Scan the data beneath this task and copy each line that includes "Arch".

Records from a data collection
-.-.-

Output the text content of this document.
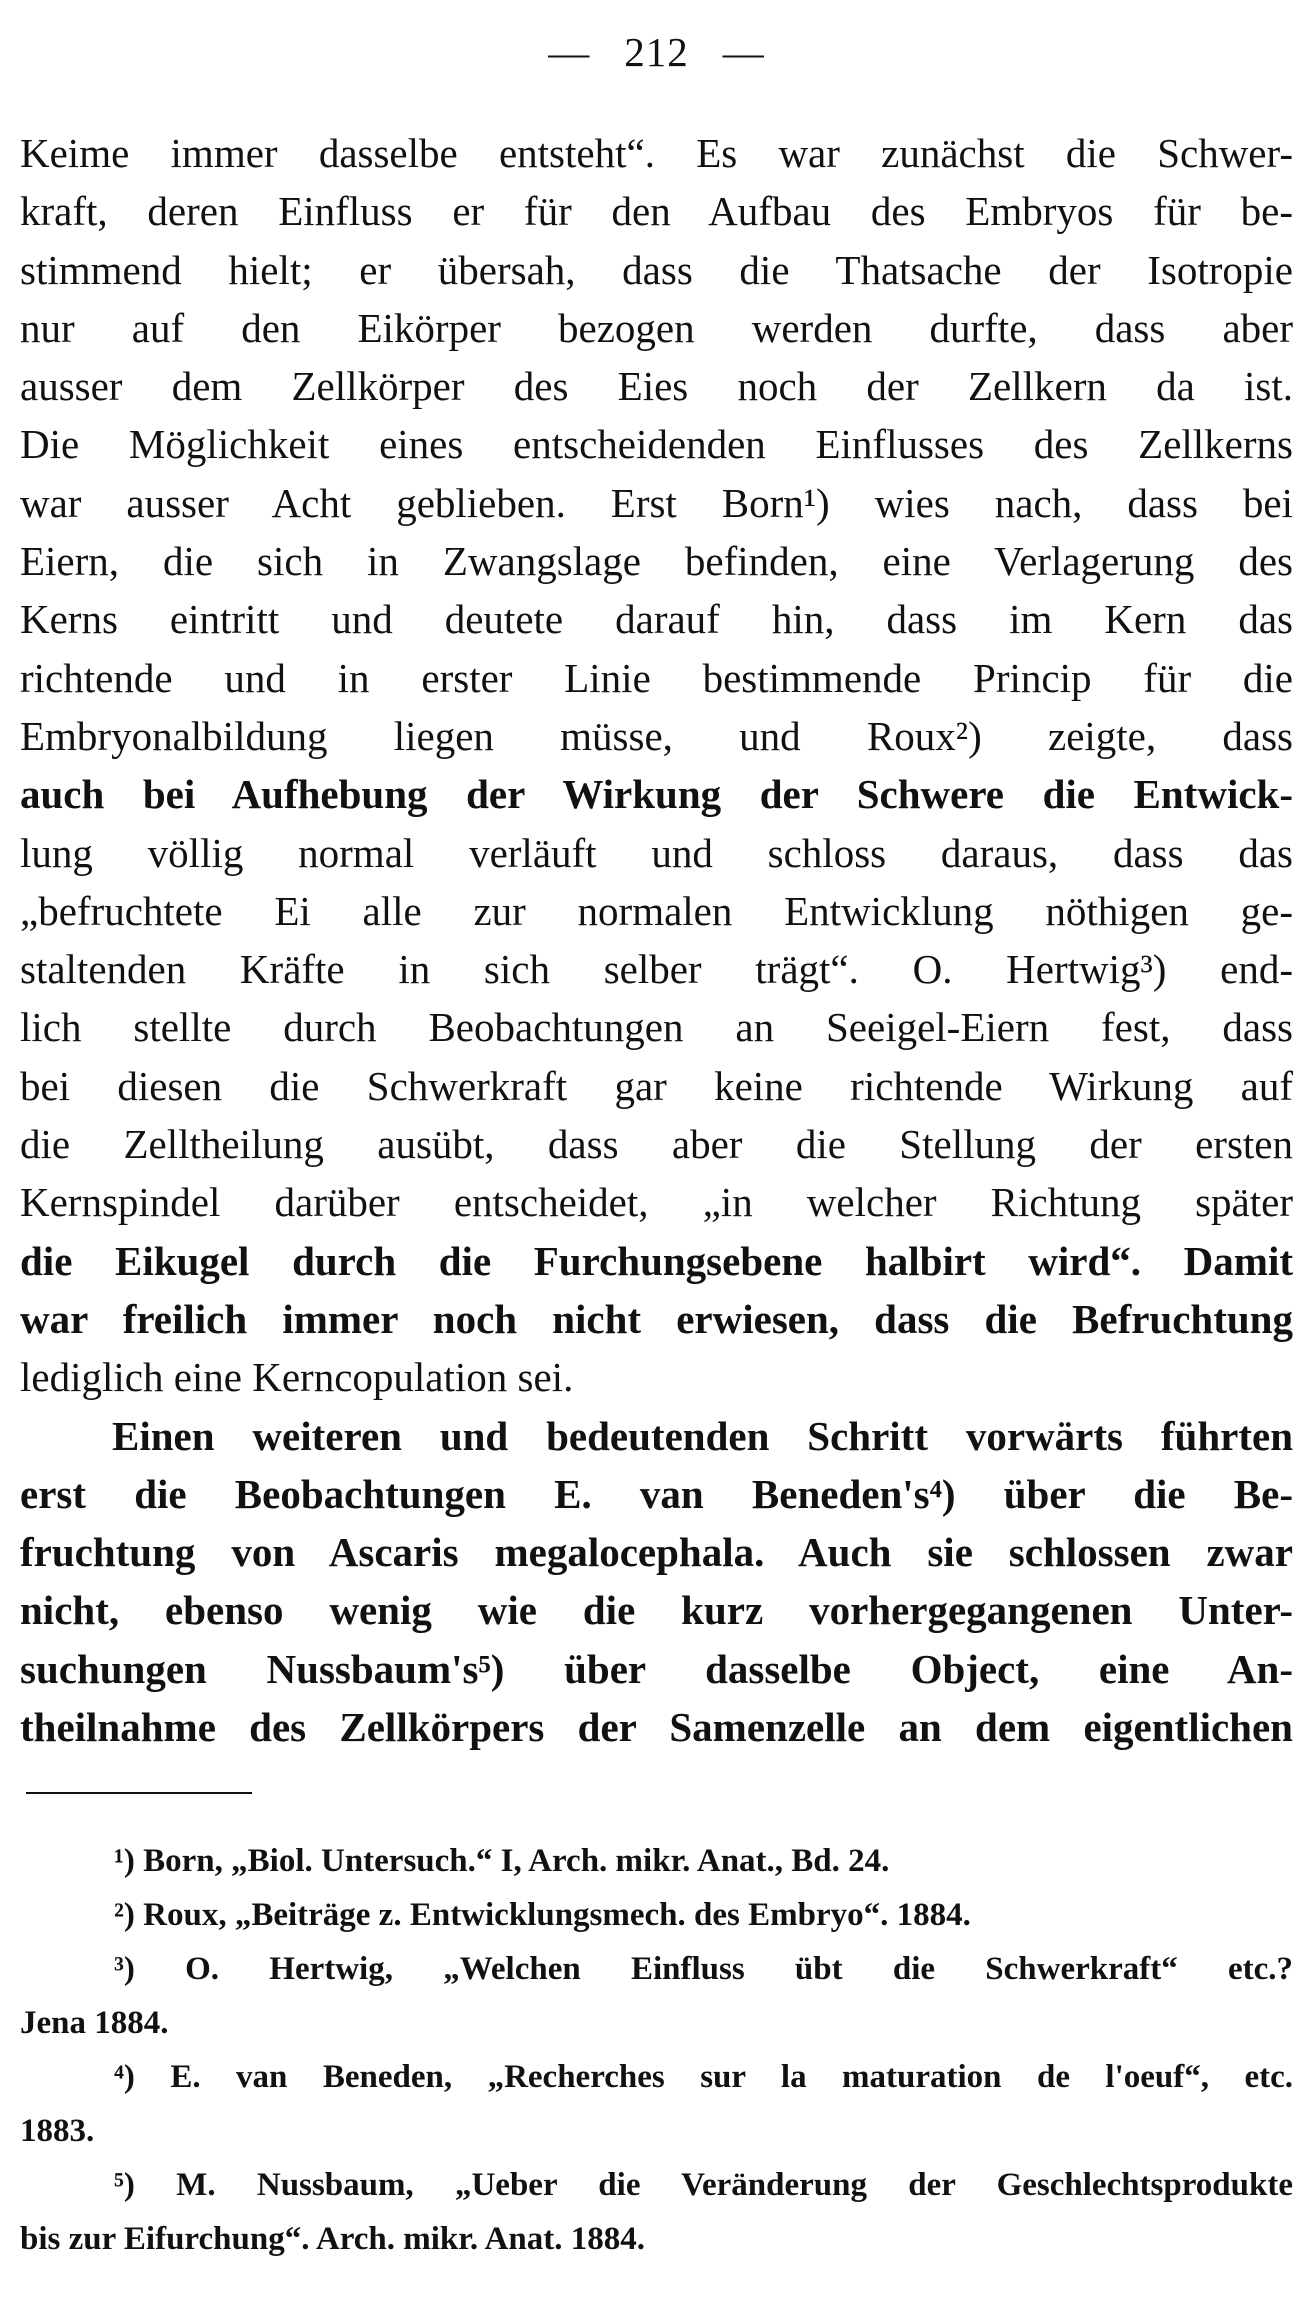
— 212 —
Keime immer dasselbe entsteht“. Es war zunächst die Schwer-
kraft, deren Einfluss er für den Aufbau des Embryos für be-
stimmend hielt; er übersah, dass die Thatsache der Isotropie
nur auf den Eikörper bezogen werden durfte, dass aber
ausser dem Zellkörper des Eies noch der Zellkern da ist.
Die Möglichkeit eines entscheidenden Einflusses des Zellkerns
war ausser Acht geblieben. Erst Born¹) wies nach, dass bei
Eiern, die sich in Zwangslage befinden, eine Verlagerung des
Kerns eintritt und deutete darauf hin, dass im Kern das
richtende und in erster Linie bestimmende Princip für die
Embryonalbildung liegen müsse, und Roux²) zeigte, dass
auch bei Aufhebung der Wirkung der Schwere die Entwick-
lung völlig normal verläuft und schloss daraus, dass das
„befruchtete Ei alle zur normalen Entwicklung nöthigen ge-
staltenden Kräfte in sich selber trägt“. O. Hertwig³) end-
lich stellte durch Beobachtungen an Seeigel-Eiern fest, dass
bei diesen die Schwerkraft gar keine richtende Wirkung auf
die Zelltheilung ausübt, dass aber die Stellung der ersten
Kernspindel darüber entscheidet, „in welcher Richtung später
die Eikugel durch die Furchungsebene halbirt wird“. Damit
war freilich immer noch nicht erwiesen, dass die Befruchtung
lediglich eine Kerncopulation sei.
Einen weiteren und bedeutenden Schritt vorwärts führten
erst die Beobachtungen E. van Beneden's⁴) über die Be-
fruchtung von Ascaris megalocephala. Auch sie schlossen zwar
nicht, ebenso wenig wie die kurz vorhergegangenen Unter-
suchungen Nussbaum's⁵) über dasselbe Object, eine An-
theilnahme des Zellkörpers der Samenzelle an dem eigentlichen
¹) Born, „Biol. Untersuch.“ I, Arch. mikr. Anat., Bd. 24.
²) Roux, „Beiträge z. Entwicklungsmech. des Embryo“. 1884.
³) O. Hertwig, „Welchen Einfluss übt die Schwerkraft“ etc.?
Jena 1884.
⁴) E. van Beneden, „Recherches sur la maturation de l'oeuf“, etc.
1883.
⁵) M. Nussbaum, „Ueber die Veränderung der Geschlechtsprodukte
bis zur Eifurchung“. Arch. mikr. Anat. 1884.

-.-.-

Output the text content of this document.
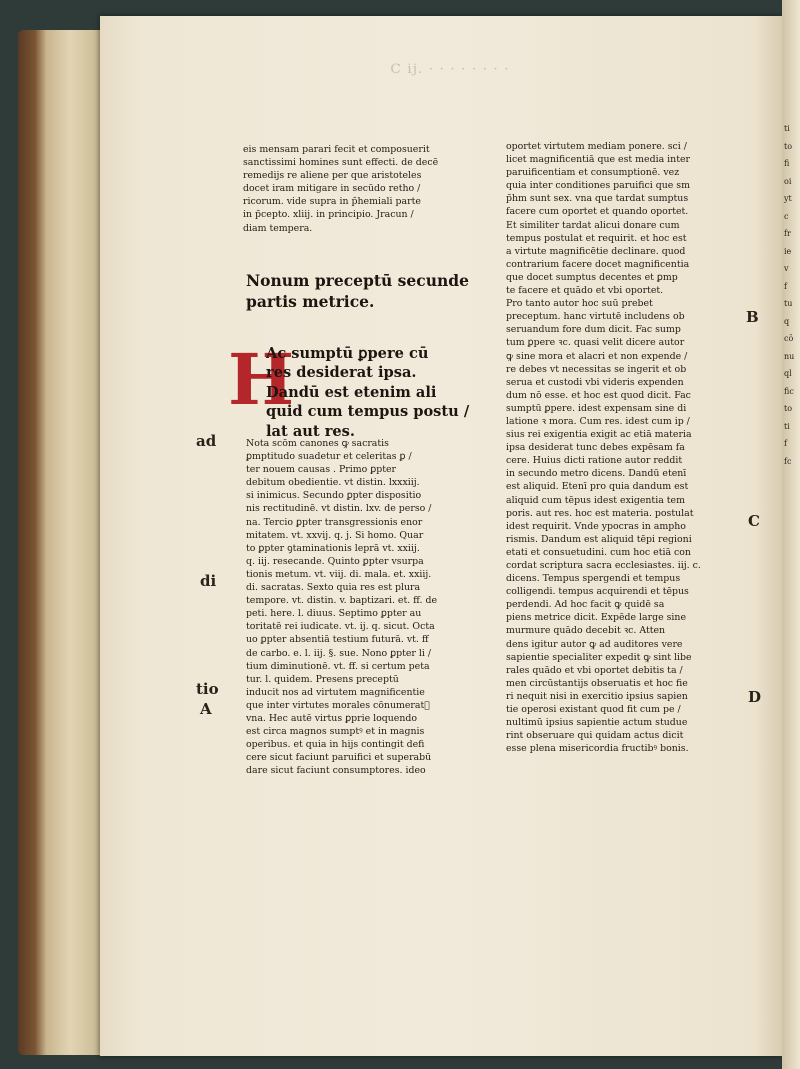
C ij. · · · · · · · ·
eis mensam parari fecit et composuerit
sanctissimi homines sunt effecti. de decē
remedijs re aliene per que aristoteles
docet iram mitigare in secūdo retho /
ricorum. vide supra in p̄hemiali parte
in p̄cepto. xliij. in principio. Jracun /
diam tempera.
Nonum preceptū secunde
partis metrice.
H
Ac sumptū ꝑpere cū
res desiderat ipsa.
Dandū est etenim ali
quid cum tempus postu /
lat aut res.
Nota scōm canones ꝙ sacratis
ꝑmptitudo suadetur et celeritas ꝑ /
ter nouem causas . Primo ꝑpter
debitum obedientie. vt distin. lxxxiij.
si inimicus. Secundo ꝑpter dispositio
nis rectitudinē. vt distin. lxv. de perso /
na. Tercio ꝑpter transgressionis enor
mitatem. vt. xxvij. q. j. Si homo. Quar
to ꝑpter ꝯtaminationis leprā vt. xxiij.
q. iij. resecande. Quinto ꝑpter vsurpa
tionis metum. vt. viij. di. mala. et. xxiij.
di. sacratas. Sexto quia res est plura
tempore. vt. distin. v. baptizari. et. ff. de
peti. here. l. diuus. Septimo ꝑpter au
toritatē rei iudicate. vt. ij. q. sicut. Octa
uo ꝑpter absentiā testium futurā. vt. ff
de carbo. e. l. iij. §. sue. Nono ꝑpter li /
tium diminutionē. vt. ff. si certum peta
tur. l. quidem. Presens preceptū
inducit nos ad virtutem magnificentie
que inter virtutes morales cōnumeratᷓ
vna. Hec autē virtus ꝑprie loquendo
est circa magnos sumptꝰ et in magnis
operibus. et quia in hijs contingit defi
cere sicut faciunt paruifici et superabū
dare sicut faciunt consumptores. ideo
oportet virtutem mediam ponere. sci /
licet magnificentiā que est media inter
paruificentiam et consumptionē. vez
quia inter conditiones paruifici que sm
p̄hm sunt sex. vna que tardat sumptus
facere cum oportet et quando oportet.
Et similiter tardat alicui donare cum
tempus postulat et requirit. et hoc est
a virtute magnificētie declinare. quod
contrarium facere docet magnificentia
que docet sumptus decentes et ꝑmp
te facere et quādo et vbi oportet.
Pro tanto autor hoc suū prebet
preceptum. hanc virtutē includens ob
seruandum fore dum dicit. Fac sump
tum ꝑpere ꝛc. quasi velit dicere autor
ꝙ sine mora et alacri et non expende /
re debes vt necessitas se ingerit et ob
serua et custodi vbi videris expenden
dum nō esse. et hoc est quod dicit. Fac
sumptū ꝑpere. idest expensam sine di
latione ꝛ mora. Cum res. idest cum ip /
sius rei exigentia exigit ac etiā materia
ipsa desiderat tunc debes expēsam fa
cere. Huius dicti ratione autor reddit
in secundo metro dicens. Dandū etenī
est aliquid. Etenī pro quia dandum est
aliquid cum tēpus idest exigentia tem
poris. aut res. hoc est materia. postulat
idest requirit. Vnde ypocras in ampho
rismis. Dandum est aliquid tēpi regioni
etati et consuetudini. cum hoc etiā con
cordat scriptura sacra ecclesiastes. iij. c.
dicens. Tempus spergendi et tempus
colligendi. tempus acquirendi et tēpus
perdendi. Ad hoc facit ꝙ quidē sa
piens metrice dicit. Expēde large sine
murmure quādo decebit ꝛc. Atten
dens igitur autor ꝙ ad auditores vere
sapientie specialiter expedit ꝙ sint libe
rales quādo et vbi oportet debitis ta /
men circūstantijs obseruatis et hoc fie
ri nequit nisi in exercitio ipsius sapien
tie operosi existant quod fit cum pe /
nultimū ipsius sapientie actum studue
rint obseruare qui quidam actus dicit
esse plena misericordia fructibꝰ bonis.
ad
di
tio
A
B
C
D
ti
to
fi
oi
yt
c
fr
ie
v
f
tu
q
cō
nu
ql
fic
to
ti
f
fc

-.-.-

### PROBLEM SOLUTION
¹) Born, „Biol. Untersuch.“ I, Arch. mikr. Anat., Bd. 24.
bis zur Eifurchung“. Arch. mikr. Anat. 1884.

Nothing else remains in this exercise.